--- TO DO ---
Render the material again word for word, skipping the pictures in it.

Data records
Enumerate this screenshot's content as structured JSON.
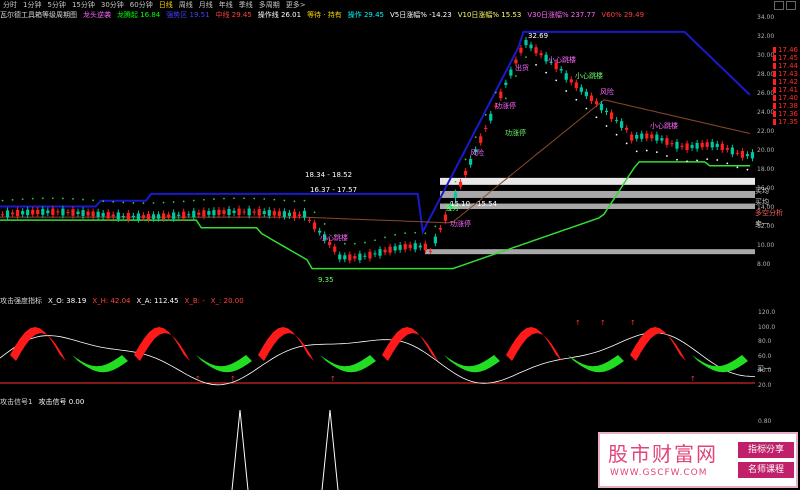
{
  "tabs": [
    "分时",
    "1分钟",
    "5分钟",
    "15分钟",
    "30分钟",
    "60分钟",
    "日线",
    "周线",
    "月线",
    "年线",
    "季线",
    "多周期",
    "更多>"
  ],
  "active_tab": 6,
  "main_legend": [
    {
      "text": "瓦尔德工具箱等级周期图",
      "color": "#d8d8d8"
    },
    {
      "text": "龙头逆袭",
      "color": "#ff66ff"
    },
    {
      "text": "龙腾起 16.84",
      "color": "#00ff00"
    },
    {
      "text": "强势区 19.51",
      "color": "#4040ff"
    },
    {
      "text": "中线 29.45",
      "color": "#ff4040"
    },
    {
      "text": "操作线 26.01",
      "color": "#ffffff"
    },
    {
      "text": "等待 · 持有",
      "color": "#ffd400"
    },
    {
      "text": "操作 29.45",
      "color": "#00ffff"
    },
    {
      "text": "V5日涨幅% -14.23",
      "color": "#ffffff"
    },
    {
      "text": "V10日涨幅% 15.53",
      "color": "#ffff66"
    },
    {
      "text": "V30日涨幅% 237.77",
      "color": "#ff66ff"
    },
    {
      "text": "V60% 29.49",
      "color": "#ff4040"
    }
  ],
  "main_axis": [
    "34.00",
    "32.00",
    "30.00",
    "28.00",
    "26.00",
    "24.00",
    "22.00",
    "20.00",
    "18.00",
    "16.00",
    "14.00",
    "12.00",
    "10.00",
    "8.00"
  ],
  "price_tags": [
    "17.46",
    "17.45",
    "17.44",
    "17.43",
    "17.42",
    "17.41",
    "17.40",
    "17.38",
    "17.36",
    "17.35"
  ],
  "side_buttons": [
    "买均",
    "买均",
    "多空分析",
    "卖一"
  ],
  "zone_labels": [
    "18.34 - 18.52",
    "16.37 - 17.57",
    "15.10 - 15.54"
  ],
  "chart_notes": [
    "32.69",
    "小心跳楼",
    "出货",
    "小心跳楼",
    "风险",
    "功涨停",
    "功涨停",
    "小心跳楼",
    "风险",
    "强势",
    "功涨停",
    "小心跳楼",
    "9.35"
  ],
  "osc_legend": [
    {
      "text": "攻击强度指标",
      "color": "#d8d8d8"
    },
    {
      "text": "X_O: 38.19",
      "color": "#ffffff"
    },
    {
      "text": "X_H: 42.04",
      "color": "#ff4040"
    },
    {
      "text": "X_A: 112.45",
      "color": "#ffffff"
    },
    {
      "text": "X_B: -",
      "color": "#ff4040"
    },
    {
      "text": "X_: 20.00",
      "color": "#ff4040"
    }
  ],
  "osc_axis": [
    "120.0",
    "100.0",
    "80.0",
    "60.0",
    "40.0",
    "20.0"
  ],
  "osc_side": "买一",
  "sig_legend": [
    {
      "text": "攻击信号1",
      "color": "#d8d8d8"
    },
    {
      "text": "攻击信号 0.00",
      "color": "#ffffff"
    }
  ],
  "sig_axis": [
    "0.80",
    "0.00"
  ],
  "watermark": {
    "title": "股市财富网",
    "url": "WWW.GSCFW.COM",
    "badge1": "指标分享",
    "badge2": "名师课程"
  },
  "colors": {
    "up": "#ff2020",
    "down": "#00c8a0",
    "band_upper": "#1a1acc",
    "band_lower": "#33dd33",
    "ma": "#8b4a2a",
    "dots": "#33cc33",
    "osc_red": "#ff1a1a",
    "osc_green": "#22dd22"
  }
}
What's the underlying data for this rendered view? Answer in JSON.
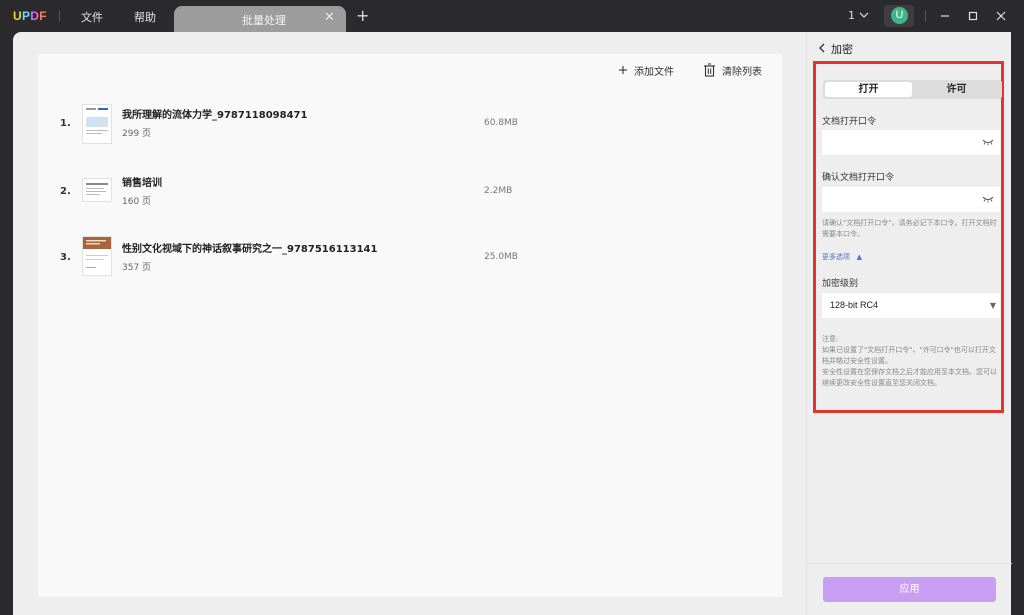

--- TASK SOLUTION ---
Enumerate this screenshot's content as structured JSON.
{
  "tabs": [
    "分时",
    "1分钟",
    "5分钟",
    "15分钟",
    "30分钟",
    "60分钟",
    "日线",
    "周线",
    "月线",
    "年线",
    "季线",
    "多周期",
    "更多>"
  ],
  "active_tab": 6,
  "main_legend": [
    {
      "text": "瓦尔德工具箱等级周期图",
      "color": "#d8d8d8"
    },
    {
      "text": "龙头逆袭",
      "color": "#ff66ff"
    },
    {
      "text": "龙腾起 16.84",
      "color": "#00ff00"
    },
    {
      "text": "强势区 19.51",
      "color": "#4040ff"
    },
    {
      "text": "中线 29.45",
      "color": "#ff4040"
    },
    {
      "text": "操作线 26.01",
      "color": "#ffffff"
    },
    {
      "text": "等待 · 持有",
      "color": "#ffd400"
    },
    {
      "text": "操作 29.45",
      "color": "#00ffff"
    },
    {
      "text": "V5日涨幅% -14.23",
      "color": "#ffffff"
    },
    {
      "text": "V10日涨幅% 15.53",
      "color": "#ffff66"
    },
    {
      "text": "V30日涨幅% 237.77",
      "color": "#ff66ff"
    },
    {
      "text": "V60% 29.49",
      "color": "#ff4040"
    }
  ],
  "main_axis": [
    "34.00",
    "32.00",
    "30.00",
    "28.00",
    "26.00",
    "24.00",
    "22.00",
    "20.00",
    "18.00",
    "16.00",
    "14.00",
    "12.00",
    "10.00",
    "8.00"
  ],
  "price_tags": [
    "17.46",
    "17.45",
    "17.44",
    "17.43",
    "17.42",
    "17.41",
    "17.40",
    "17.38",
    "17.36",
    "17.35"
  ],
  "side_buttons": [
    "买均",
    "买均",
    "多空分析",
    "卖一"
  ],
  "zone_labels": [
    "18.34 - 18.52",
    "16.37 - 17.57",
    "15.10 - 15.54"
  ],
  "chart_notes": [
    "32.69",
    "小心跳楼",
    "出货",
    "小心跳楼",
    "风险",
    "功涨停",
    "功涨停",
    "小心跳楼",
    "风险",
    "强势",
    "功涨停",
    "小心跳楼",
    "9.35"
  ],
  "osc_legend": [
    {
      "text": "攻击强度指标",
      "color": "#d8d8d8"
    },
    {
      "text": "X_O: 38.19",
      "color": "#ffffff"
    },
    {
      "text": "X_H: 42.04",
      "color": "#ff4040"
    },
    {
      "text": "X_A: 112.45",
      "color": "#ffffff"
    },
    {
      "text": "X_B: -",
      "color": "#ff4040"
    },
    {
      "text": "X_: 20.00",
      "color": "#ff4040"
    }
  ],
  "osc_axis": [
    "120.0",
    "100.0",
    "80.0",
    "60.0",
    "40.0",
    "20.0"
  ],
  "osc_side": "买一",
  "sig_legend": [
    {
      "text": "攻击信号1",
      "color": "#d8d8d8"
    },
    {
      "text": "攻击信号 0.00",
      "color": "#ffffff"
    }
  ],
  "sig_axis": [
    "0.80",
    "0.00"
  ],
  "watermark": {
    "title": "股市财富网",
    "url": "WWW.GSCFW.COM",
    "badge1": "指标分享",
    "badge2": "名师课程"
  },
  "colors": {
    "up": "#ff2020",
    "down": "#00c8a0",
    "band_upper": "#1a1acc",
    "band_lower": "#33dd33",
    "ma": "#8b4a2a",
    "dots": "#33cc33",
    "osc_red": "#ff1a1a",
    "osc_green": "#22dd22"
  }
}
What's the underlying data for this rendered view? Answer in JSON.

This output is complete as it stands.